▶ **Records supplied**
◇ ◇ ◇ ◇ ◇ ◇ ◇
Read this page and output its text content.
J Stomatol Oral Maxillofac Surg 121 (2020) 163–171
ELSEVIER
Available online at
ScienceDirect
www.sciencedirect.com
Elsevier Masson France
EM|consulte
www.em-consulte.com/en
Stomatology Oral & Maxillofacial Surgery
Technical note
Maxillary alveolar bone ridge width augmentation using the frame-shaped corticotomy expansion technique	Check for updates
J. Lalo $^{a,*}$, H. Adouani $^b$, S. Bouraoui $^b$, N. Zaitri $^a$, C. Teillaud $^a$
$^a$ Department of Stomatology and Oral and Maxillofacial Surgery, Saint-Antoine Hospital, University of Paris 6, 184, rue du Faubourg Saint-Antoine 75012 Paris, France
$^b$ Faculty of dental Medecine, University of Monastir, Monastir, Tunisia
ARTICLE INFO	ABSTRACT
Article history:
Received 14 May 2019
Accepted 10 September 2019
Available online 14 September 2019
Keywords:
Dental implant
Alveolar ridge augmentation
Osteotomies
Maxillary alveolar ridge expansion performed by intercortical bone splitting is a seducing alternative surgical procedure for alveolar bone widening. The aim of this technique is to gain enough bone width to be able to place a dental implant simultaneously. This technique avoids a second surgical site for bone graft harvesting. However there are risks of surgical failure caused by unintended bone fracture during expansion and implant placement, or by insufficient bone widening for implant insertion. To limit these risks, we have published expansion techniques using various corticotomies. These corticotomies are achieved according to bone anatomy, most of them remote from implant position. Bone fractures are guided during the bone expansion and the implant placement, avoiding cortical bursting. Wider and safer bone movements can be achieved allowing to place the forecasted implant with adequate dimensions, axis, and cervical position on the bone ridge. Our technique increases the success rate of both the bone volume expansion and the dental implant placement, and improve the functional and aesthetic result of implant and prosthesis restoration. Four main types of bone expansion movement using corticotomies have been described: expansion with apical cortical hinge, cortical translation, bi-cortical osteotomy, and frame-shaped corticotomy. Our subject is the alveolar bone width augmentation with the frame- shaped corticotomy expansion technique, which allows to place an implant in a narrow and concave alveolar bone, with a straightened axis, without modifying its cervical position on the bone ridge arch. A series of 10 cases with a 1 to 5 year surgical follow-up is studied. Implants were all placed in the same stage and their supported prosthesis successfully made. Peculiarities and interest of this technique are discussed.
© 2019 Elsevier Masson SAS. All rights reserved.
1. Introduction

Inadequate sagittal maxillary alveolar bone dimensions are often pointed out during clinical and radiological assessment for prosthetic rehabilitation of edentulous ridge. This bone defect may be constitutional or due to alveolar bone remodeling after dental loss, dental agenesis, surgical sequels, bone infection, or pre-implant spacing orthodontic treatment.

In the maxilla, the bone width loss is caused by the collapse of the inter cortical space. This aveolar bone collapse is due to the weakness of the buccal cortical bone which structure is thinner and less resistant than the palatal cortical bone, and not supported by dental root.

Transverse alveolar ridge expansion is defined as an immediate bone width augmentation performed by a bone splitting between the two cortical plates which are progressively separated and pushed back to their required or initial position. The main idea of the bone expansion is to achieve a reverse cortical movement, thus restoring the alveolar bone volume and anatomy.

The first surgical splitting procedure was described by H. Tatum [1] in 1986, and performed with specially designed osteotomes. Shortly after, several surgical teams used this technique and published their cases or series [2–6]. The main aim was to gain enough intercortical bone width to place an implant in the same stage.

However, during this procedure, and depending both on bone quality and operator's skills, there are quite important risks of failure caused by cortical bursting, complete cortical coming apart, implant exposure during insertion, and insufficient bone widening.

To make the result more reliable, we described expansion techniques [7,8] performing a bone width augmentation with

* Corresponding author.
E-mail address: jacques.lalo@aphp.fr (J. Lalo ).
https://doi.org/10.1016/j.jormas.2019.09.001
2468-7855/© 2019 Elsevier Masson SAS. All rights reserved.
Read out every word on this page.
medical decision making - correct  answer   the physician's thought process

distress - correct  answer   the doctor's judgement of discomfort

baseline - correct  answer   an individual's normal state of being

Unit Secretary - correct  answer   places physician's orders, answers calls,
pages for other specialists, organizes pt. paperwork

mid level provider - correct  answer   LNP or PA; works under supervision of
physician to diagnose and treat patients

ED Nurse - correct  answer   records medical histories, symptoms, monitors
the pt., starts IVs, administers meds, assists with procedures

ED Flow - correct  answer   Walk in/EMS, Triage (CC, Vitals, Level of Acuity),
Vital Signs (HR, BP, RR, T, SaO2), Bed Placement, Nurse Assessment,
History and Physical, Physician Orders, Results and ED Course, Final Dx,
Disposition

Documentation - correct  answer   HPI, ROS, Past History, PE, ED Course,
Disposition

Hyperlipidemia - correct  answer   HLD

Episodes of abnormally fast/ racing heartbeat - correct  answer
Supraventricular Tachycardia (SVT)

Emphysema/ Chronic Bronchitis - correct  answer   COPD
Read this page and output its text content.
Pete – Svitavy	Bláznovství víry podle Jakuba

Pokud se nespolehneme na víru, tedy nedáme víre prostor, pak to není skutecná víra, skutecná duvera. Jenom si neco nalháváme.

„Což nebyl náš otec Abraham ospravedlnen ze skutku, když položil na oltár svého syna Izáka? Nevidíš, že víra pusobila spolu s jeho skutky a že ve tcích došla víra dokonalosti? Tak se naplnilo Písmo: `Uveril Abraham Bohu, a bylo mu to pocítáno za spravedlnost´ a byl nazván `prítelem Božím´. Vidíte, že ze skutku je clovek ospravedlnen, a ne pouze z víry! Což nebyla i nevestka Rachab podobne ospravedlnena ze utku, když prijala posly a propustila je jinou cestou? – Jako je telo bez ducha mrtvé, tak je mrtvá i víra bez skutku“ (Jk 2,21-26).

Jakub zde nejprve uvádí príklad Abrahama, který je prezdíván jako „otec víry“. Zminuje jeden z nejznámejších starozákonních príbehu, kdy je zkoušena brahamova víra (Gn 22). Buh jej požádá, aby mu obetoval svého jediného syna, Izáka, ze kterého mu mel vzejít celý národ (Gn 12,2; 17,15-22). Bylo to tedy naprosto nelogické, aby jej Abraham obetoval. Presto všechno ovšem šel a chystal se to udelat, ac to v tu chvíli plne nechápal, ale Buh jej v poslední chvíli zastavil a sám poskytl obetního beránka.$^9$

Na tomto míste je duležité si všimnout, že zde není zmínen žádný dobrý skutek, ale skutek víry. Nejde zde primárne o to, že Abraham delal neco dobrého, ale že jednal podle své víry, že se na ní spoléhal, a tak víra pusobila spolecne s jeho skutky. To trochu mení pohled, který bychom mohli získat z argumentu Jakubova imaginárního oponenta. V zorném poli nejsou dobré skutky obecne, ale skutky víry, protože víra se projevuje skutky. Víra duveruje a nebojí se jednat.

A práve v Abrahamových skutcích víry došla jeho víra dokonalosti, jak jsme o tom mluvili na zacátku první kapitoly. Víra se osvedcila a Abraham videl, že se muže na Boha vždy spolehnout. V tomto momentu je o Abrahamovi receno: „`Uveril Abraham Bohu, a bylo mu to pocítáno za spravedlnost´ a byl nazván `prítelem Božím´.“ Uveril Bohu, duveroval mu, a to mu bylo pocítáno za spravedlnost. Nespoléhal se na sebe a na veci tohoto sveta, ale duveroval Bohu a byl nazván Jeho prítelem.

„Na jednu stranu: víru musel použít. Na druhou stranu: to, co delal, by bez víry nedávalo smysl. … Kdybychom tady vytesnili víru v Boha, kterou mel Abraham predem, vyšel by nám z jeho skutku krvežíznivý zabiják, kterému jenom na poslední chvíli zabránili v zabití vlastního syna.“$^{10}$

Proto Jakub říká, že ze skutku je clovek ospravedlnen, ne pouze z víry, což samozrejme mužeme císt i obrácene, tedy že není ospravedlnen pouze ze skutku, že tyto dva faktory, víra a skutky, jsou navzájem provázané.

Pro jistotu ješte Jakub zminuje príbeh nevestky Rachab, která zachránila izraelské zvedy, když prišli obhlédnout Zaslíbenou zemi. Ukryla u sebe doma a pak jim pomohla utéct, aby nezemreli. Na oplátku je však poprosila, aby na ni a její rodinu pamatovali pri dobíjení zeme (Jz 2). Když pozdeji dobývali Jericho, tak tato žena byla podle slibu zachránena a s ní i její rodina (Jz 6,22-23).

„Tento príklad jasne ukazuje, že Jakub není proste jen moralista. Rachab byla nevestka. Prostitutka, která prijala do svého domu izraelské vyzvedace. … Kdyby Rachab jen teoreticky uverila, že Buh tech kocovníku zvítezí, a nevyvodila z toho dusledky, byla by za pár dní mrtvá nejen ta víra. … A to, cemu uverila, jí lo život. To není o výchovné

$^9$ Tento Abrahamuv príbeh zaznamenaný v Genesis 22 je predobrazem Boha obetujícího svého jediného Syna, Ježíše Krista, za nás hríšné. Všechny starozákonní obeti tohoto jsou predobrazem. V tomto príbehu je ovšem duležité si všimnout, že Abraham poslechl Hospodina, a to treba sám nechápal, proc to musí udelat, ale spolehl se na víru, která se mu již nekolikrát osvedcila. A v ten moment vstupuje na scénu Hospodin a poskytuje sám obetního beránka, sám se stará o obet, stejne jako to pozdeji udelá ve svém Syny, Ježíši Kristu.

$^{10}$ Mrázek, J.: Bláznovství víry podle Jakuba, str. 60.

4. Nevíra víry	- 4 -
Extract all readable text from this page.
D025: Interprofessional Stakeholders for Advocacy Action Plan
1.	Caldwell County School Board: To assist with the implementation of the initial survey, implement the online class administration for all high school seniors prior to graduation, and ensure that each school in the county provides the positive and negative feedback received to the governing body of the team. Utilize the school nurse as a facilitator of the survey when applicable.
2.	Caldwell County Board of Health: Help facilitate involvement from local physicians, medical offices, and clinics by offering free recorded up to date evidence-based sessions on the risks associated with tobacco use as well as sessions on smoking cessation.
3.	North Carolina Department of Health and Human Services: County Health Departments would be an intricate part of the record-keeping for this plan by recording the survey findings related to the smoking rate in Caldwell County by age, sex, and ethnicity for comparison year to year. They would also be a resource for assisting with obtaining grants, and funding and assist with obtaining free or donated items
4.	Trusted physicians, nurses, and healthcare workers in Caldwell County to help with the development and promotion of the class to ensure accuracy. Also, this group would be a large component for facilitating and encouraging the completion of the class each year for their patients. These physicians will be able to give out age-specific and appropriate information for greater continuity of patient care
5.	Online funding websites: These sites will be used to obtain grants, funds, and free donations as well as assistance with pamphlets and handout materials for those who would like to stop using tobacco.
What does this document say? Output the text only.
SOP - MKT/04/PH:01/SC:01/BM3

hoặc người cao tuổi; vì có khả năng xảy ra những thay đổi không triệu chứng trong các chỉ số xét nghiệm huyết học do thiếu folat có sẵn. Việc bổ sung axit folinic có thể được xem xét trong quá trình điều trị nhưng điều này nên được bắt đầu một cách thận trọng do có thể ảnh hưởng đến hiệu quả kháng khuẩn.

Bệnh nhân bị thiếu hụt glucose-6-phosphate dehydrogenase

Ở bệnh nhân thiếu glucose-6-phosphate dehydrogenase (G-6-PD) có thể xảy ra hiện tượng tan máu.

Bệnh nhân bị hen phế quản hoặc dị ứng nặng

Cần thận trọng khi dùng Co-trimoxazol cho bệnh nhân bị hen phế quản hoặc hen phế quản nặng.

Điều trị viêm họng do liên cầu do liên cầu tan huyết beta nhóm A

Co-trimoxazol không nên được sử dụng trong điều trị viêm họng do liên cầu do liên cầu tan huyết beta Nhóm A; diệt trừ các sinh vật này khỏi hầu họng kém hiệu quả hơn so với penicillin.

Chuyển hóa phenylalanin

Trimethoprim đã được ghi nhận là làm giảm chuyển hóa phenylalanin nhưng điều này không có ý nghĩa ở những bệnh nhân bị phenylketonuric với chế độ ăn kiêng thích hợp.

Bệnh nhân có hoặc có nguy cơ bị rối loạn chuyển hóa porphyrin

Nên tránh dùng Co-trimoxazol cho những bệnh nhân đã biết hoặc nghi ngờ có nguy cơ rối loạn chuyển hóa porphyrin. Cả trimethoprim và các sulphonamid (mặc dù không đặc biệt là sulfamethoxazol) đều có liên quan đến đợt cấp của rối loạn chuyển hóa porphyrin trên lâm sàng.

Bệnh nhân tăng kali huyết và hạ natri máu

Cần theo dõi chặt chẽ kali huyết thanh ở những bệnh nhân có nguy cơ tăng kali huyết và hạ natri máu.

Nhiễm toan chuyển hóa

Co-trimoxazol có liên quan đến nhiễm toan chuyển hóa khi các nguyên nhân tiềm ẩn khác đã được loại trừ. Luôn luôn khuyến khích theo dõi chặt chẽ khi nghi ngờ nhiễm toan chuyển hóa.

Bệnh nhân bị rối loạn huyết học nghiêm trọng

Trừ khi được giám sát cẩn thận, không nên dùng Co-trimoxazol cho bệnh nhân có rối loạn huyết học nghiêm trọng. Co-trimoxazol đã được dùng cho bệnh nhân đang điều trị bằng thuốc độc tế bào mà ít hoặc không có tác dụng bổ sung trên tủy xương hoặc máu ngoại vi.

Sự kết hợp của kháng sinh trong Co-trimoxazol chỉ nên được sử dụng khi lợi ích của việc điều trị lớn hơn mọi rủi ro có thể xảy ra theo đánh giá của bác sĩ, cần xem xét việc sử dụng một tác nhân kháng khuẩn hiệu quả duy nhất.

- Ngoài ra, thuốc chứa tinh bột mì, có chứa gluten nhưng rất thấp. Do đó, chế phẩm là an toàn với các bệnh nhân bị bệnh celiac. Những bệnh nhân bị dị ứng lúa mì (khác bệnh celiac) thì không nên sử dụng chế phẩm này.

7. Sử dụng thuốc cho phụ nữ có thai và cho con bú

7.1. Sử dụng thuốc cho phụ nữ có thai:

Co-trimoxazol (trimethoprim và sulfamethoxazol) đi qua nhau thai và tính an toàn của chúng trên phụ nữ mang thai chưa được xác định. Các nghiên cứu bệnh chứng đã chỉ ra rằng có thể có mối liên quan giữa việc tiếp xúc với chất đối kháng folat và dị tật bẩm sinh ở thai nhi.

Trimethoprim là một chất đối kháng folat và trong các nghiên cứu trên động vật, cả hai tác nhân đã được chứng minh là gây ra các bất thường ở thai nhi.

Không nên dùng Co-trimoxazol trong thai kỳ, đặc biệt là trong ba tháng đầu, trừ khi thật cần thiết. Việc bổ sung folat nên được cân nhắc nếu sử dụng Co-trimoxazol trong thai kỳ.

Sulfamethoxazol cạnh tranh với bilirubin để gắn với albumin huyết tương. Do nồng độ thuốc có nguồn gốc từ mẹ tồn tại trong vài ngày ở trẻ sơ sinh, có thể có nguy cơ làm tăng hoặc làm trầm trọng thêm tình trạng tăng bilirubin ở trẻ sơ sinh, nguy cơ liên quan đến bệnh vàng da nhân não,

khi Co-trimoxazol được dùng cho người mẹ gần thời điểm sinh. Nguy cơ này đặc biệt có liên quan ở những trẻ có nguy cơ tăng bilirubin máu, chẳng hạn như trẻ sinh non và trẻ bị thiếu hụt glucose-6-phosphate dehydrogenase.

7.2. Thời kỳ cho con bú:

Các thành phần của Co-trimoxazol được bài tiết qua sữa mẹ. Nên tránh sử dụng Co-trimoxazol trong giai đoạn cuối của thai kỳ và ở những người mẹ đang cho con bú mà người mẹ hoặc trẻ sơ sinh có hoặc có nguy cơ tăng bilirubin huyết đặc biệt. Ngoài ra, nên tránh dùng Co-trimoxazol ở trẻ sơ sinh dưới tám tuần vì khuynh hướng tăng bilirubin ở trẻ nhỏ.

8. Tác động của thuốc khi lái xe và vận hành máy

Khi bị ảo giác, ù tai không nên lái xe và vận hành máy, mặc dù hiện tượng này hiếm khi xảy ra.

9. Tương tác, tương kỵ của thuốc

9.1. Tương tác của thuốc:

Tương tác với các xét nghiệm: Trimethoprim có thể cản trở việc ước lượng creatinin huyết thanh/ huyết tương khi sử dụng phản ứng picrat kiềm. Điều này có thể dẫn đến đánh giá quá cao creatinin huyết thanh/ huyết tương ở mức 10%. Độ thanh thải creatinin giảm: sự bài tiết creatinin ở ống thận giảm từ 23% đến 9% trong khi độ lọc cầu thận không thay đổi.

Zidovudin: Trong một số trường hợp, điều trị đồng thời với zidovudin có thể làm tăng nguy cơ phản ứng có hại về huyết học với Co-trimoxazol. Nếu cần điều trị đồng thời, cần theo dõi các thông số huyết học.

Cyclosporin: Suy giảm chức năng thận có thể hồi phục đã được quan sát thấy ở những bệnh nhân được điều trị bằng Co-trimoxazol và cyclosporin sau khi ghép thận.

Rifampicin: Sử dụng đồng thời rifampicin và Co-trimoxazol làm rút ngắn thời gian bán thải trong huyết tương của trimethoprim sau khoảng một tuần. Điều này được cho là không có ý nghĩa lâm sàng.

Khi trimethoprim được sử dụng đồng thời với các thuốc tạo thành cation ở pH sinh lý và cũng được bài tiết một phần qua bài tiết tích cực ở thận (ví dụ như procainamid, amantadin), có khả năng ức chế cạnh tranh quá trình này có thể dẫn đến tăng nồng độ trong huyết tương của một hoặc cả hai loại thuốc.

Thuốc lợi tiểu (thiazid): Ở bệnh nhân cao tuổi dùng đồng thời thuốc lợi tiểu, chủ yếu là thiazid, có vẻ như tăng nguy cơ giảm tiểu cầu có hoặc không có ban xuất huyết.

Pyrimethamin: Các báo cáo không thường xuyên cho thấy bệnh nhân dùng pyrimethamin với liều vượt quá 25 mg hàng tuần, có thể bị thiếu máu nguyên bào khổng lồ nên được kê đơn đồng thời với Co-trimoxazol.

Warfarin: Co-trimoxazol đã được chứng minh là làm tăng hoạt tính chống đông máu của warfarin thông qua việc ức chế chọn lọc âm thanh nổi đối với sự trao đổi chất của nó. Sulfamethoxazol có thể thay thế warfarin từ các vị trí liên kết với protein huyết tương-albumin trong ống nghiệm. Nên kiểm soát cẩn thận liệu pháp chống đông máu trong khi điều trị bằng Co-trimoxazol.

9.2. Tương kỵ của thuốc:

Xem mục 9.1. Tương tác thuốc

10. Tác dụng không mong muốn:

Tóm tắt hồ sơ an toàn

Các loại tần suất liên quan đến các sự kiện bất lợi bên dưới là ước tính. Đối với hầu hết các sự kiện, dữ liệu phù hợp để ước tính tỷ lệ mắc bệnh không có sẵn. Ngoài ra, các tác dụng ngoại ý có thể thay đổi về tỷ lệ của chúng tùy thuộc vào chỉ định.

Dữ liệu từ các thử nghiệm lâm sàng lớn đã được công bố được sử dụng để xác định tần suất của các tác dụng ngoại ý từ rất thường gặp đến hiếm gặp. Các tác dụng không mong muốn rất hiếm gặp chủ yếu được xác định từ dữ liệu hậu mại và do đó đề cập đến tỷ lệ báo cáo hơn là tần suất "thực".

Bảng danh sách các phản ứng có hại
◇ ◇ ◇ ◇ ◇ ◇ ◇
▶ **Task goal**
Search the entries for the word "Course". Copy every line where it occurs.

▶ **Output below**
History and Physical, Physician Orders, Results and ED Course, Final Dx,
Documentation - correct  answer   HPI, ROS, Past History, PE, ED Course,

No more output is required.